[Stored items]

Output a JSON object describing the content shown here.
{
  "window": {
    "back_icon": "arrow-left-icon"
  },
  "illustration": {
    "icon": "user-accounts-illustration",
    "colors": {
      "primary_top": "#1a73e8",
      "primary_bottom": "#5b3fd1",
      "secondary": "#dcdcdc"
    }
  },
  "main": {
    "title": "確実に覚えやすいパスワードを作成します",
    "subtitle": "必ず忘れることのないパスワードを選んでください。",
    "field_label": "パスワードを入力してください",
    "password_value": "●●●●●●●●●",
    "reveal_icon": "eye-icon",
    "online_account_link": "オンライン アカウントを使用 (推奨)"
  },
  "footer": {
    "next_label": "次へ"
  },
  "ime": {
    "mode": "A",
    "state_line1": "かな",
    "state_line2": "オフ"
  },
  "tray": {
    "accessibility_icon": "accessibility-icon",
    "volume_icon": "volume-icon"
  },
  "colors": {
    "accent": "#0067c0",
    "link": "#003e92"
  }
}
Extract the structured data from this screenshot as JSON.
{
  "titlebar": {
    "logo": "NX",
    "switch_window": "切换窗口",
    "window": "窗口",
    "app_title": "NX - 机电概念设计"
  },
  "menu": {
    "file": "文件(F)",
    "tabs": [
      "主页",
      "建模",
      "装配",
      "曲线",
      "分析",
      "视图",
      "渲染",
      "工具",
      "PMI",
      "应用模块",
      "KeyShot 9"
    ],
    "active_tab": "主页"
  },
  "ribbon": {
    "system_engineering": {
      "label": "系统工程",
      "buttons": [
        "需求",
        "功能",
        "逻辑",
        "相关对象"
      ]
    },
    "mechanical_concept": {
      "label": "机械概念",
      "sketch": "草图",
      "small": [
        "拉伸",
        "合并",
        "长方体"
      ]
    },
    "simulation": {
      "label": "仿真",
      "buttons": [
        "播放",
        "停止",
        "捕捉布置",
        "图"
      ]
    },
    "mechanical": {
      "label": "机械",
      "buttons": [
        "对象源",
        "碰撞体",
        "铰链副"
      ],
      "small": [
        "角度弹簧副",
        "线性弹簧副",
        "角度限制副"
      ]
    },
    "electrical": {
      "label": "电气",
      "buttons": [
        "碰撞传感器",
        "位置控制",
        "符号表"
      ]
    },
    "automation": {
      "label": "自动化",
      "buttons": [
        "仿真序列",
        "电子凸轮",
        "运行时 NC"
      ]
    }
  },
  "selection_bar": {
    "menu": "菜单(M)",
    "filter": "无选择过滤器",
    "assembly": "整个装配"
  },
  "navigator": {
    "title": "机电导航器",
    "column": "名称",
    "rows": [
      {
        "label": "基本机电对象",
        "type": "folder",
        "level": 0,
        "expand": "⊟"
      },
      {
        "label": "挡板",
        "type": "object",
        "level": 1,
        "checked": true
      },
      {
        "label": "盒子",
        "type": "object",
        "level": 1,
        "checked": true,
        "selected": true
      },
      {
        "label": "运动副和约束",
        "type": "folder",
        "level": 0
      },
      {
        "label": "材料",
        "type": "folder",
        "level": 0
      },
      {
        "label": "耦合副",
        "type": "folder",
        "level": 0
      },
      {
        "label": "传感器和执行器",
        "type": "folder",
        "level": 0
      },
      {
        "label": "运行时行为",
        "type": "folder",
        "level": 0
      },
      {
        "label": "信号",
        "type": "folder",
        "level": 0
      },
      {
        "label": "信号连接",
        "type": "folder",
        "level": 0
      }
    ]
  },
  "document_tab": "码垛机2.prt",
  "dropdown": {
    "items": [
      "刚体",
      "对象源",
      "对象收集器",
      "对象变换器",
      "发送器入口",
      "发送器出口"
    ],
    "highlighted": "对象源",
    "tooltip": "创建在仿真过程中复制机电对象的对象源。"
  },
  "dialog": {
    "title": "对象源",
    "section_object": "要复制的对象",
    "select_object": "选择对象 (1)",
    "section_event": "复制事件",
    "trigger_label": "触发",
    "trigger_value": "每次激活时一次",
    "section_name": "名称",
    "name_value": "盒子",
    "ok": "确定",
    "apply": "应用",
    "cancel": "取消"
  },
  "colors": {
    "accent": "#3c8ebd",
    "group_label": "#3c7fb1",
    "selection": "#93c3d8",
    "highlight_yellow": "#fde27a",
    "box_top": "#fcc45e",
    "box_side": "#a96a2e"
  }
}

> _Given problem_
Transcribe every entry verbatim.

> _Worked solution_
Output a JSON object describing the content shown here.
{
  "window": {
    "back_icon": "arrow-left-icon"
  },
  "illustration": {
    "icon": "user-accounts-illustration",
    "colors": {
      "primary_top": "#1a73e8",
      "primary_bottom": "#5b3fd1",
      "secondary": "#dcdcdc"
    }
  },
  "main": {
    "title": "確実に覚えやすいパスワードを作成します",
    "subtitle": "必ず忘れることのないパスワードを選んでください。",
    "field_label": "パスワードを入力してください",
    "password_value": "●●●●●●●●●",
    "reveal_icon": "eye-icon",
    "online_account_link": "オンライン アカウントを使用 (推奨)"
  },
  "footer": {
    "next_label": "次へ"
  },
  "ime": {
    "mode": "A",
    "state_line1": "かな",
    "state_line2": "オフ"
  },
  "tray": {
    "accessibility_icon": "accessibility-icon",
    "volume_icon": "volume-icon"
  },
  "colors": {
    "accent": "#0067c0",
    "link": "#003e92"
  }
}
Extract the structured data from this screenshot as JSON.
{
  "titlebar": {
    "logo": "NX",
    "switch_window": "切换窗口",
    "window": "窗口",
    "app_title": "NX - 机电概念设计"
  },
  "menu": {
    "file": "文件(F)",
    "tabs": [
      "主页",
      "建模",
      "装配",
      "曲线",
      "分析",
      "视图",
      "渲染",
      "工具",
      "PMI",
      "应用模块",
      "KeyShot 9"
    ],
    "active_tab": "主页"
  },
  "ribbon": {
    "system_engineering": {
      "label": "系统工程",
      "buttons": [
        "需求",
        "功能",
        "逻辑",
        "相关对象"
      ]
    },
    "mechanical_concept": {
      "label": "机械概念",
      "sketch": "草图",
      "small": [
        "拉伸",
        "合并",
        "长方体"
      ]
    },
    "simulation": {
      "label": "仿真",
      "buttons": [
        "播放",
        "停止",
        "捕捉布置",
        "图"
      ]
    },
    "mechanical": {
      "label": "机械",
      "buttons": [
        "对象源",
        "碰撞体",
        "铰链副"
      ],
      "small": [
        "角度弹簧副",
        "线性弹簧副",
        "角度限制副"
      ]
    },
    "electrical": {
      "label": "电气",
      "buttons": [
        "碰撞传感器",
        "位置控制",
        "符号表"
      ]
    },
    "automation": {
      "label": "自动化",
      "buttons": [
        "仿真序列",
        "电子凸轮",
        "运行时 NC"
      ]
    }
  },
  "selection_bar": {
    "menu": "菜单(M)",
    "filter": "无选择过滤器",
    "assembly": "整个装配"
  },
  "navigator": {
    "title": "机电导航器",
    "column": "名称",
    "rows": [
      {
        "label": "基本机电对象",
        "type": "folder",
        "level": 0,
        "expand": "⊟"
      },
      {
        "label": "挡板",
        "type": "object",
        "level": 1,
        "checked": true
      },
      {
        "label": "盒子",
        "type": "object",
        "level": 1,
        "checked": true,
        "selected": true
      },
      {
        "label": "运动副和约束",
        "type": "folder",
        "level": 0
      },
      {
        "label": "材料",
        "type": "folder",
        "level": 0
      },
      {
        "label": "耦合副",
        "type": "folder",
        "level": 0
      },
      {
        "label": "传感器和执行器",
        "type": "folder",
        "level": 0
      },
      {
        "label": "运行时行为",
        "type": "folder",
        "level": 0
      },
      {
        "label": "信号",
        "type": "folder",
        "level": 0
      },
      {
        "label": "信号连接",
        "type": "folder",
        "level": 0
      }
    ]
  },
  "document_tab": "码垛机2.prt",
  "dropdown": {
    "items": [
      "刚体",
      "对象源",
      "对象收集器",
      "对象变换器",
      "发送器入口",
      "发送器出口"
    ],
    "highlighted": "对象源",
    "tooltip": "创建在仿真过程中复制机电对象的对象源。"
  },
  "dialog": {
    "title": "对象源",
    "section_object": "要复制的对象",
    "select_object": "选择对象 (1)",
    "section_event": "复制事件",
    "trigger_label": "触发",
    "trigger_value": "每次激活时一次",
    "section_name": "名称",
    "name_value": "盒子",
    "ok": "确定",
    "apply": "应用",
    "cancel": "取消"
  },
  "colors": {
    "accent": "#3c8ebd",
    "group_label": "#3c7fb1",
    "selection": "#93c3d8",
    "highlight_yellow": "#fde27a",
    "box_top": "#fcc45e",
    "box_side": "#a96a2e"
  }
}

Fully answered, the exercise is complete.